* TO DO *
Retype the whole listing verbatim and keep the pictures out of it.

* SUPPLIED ENTRIES *
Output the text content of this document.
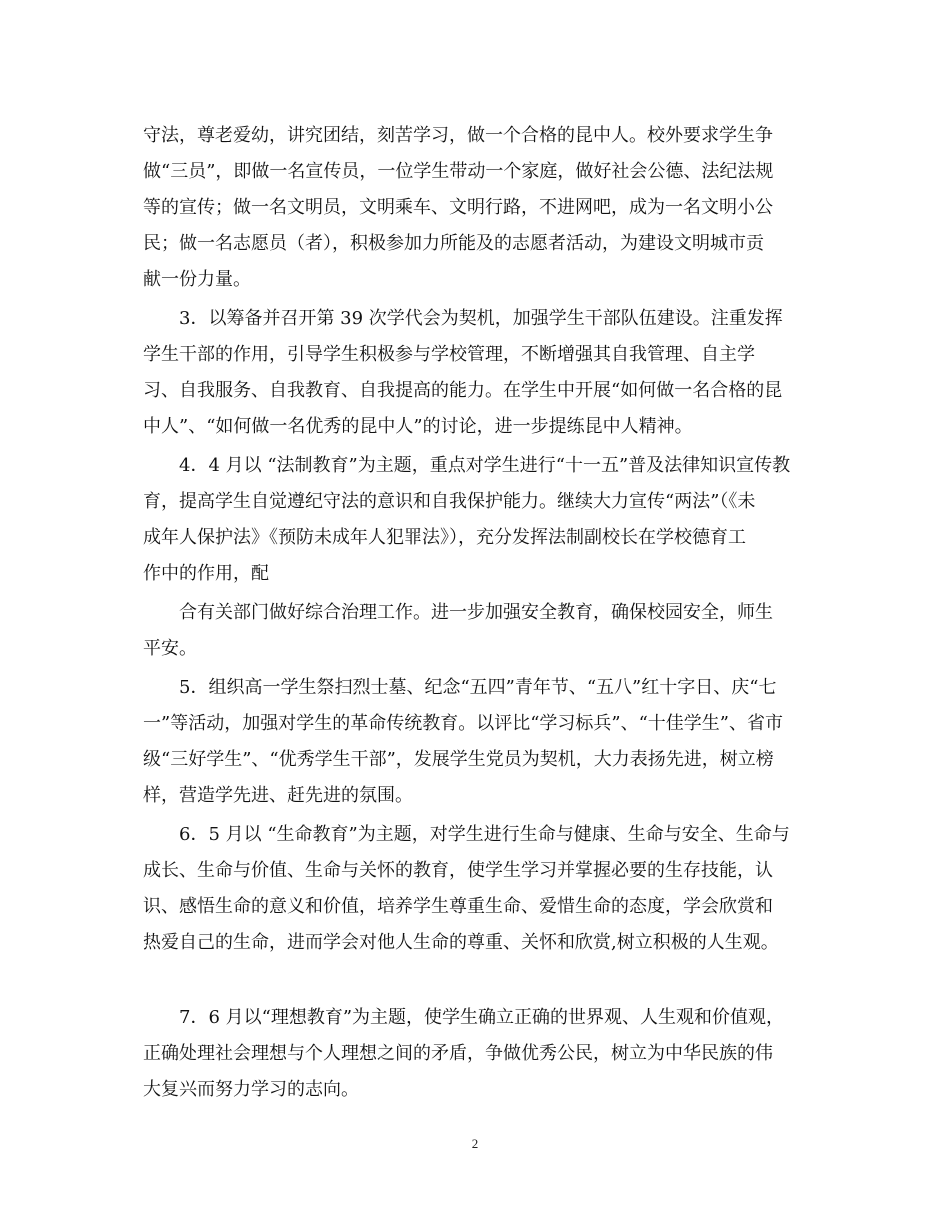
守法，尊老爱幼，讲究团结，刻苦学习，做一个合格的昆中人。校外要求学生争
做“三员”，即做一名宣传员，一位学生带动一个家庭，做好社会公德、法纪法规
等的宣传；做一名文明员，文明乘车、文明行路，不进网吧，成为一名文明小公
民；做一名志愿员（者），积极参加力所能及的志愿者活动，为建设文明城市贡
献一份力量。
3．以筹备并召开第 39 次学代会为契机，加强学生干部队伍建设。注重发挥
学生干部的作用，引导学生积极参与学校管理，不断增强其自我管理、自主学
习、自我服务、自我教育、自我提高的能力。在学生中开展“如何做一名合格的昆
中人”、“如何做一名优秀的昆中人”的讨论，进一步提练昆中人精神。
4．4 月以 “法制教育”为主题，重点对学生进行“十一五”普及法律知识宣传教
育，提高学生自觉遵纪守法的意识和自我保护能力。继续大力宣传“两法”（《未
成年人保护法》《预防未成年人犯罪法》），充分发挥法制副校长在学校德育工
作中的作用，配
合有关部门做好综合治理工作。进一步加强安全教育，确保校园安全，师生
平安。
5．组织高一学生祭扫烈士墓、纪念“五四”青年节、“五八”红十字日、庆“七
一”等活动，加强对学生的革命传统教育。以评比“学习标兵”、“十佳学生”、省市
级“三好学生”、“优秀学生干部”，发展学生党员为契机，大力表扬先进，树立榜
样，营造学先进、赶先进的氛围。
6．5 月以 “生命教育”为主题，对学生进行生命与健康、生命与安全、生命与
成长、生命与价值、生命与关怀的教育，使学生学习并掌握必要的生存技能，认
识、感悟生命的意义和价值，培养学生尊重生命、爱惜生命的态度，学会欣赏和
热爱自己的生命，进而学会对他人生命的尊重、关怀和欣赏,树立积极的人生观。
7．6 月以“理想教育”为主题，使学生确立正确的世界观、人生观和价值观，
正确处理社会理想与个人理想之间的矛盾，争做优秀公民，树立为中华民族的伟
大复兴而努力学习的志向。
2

* THE SOLUTION *
Output the text content of this document.
守法，尊老爱幼，讲究团结，刻苦学习，做一个合格的昆中人。校外要求学生争
做“三员”，即做一名宣传员，一位学生带动一个家庭，做好社会公德、法纪法规
等的宣传；做一名文明员，文明乘车、文明行路，不进网吧，成为一名文明小公
民；做一名志愿员（者），积极参加力所能及的志愿者活动，为建设文明城市贡
献一份力量。
3．以筹备并召开第 39 次学代会为契机，加强学生干部队伍建设。注重发挥
学生干部的作用，引导学生积极参与学校管理，不断增强其自我管理、自主学
习、自我服务、自我教育、自我提高的能力。在学生中开展“如何做一名合格的昆
中人”、“如何做一名优秀的昆中人”的讨论，进一步提练昆中人精神。
4．4 月以 “法制教育”为主题，重点对学生进行“十一五”普及法律知识宣传教
育，提高学生自觉遵纪守法的意识和自我保护能力。继续大力宣传“两法”（《未
成年人保护法》《预防未成年人犯罪法》），充分发挥法制副校长在学校德育工
作中的作用，配
合有关部门做好综合治理工作。进一步加强安全教育，确保校园安全，师生
平安。
5．组织高一学生祭扫烈士墓、纪念“五四”青年节、“五八”红十字日、庆“七
一”等活动，加强对学生的革命传统教育。以评比“学习标兵”、“十佳学生”、省市
级“三好学生”、“优秀学生干部”，发展学生党员为契机，大力表扬先进，树立榜
样，营造学先进、赶先进的氛围。
6．5 月以 “生命教育”为主题，对学生进行生命与健康、生命与安全、生命与
成长、生命与价值、生命与关怀的教育，使学生学习并掌握必要的生存技能，认
识、感悟生命的意义和价值，培养学生尊重生命、爱惜生命的态度，学会欣赏和
热爱自己的生命，进而学会对他人生命的尊重、关怀和欣赏,树立积极的人生观。
7．6 月以“理想教育”为主题，使学生确立正确的世界观、人生观和价值观，
正确处理社会理想与个人理想之间的矛盾，争做优秀公民，树立为中华民族的伟
大复兴而努力学习的志向。
2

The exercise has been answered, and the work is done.